— start of INFORMATION SHOWN —

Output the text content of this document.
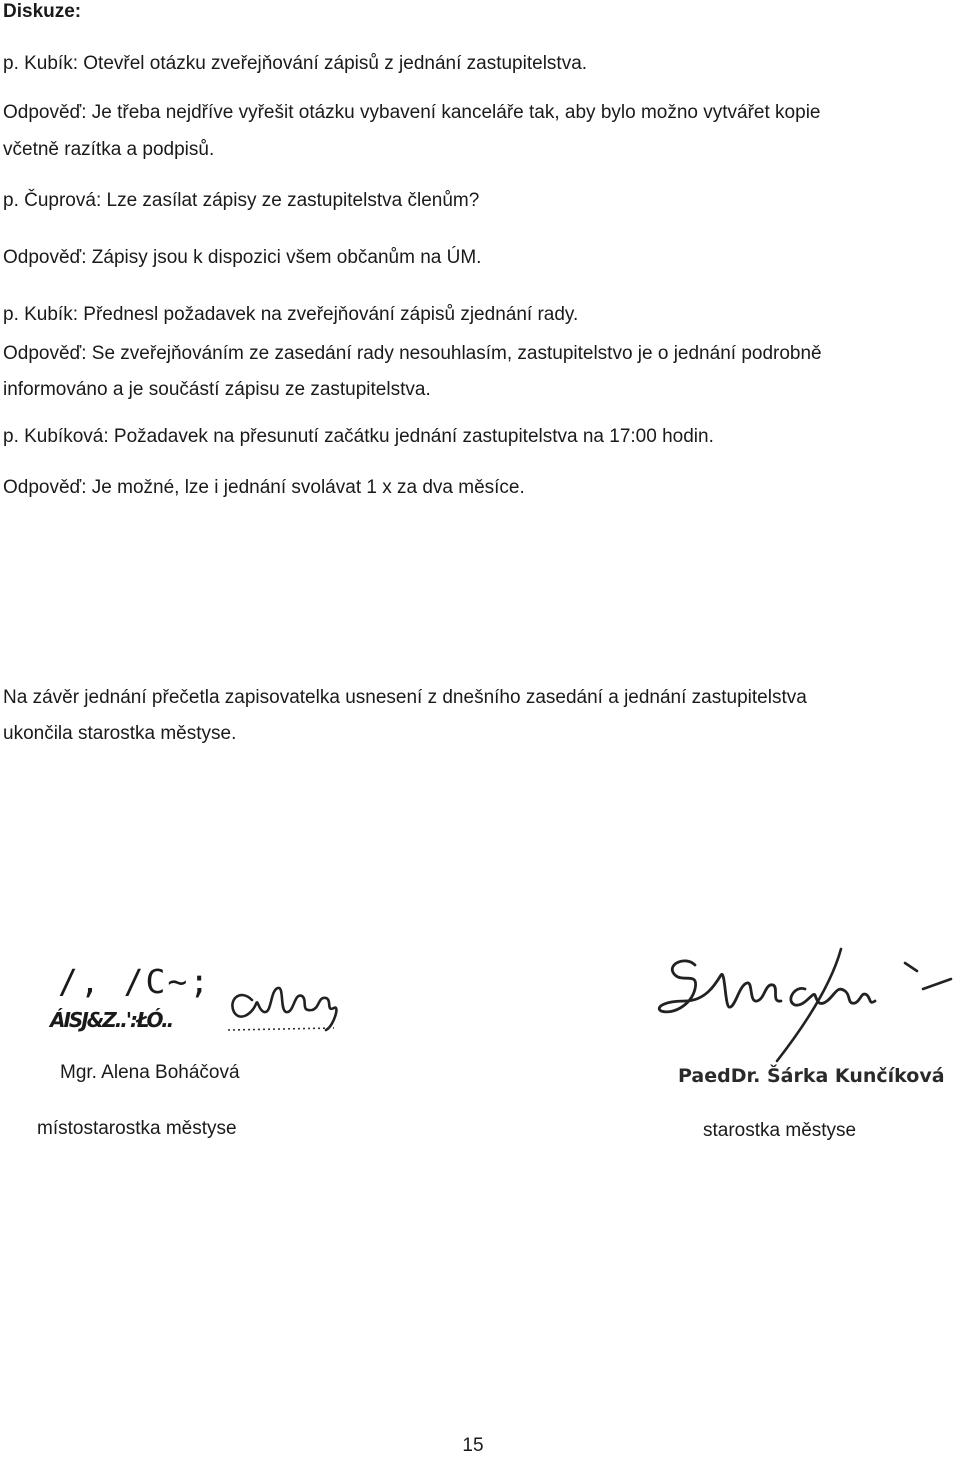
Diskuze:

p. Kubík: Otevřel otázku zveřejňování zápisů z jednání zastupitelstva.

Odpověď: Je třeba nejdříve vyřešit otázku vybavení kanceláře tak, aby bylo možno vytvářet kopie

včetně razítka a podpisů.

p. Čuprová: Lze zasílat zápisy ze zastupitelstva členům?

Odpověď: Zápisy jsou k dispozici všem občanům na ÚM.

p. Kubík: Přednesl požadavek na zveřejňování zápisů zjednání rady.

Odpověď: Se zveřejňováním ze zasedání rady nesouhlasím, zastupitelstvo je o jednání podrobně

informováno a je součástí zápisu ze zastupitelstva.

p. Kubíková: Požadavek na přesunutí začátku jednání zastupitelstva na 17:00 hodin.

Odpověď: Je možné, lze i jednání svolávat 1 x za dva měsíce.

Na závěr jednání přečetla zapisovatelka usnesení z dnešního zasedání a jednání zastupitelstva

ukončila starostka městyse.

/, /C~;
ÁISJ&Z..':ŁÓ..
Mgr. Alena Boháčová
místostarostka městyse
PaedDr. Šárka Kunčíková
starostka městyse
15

— end of INFORMATION SHOWN —

YOUR INSTRUCTIONS:
Gather every line from the entries above where the word "zasedání" appears, and copy them.

ANSWER TO THIS PROBLEM:
Odpověď: Se zveřejňováním ze zasedání rady nesouhlasím, zastupitelstvo je o jednání podrobně
Na závěr jednání přečetla zapisovatelka usnesení z dnešního zasedání a jednání zastupitelstva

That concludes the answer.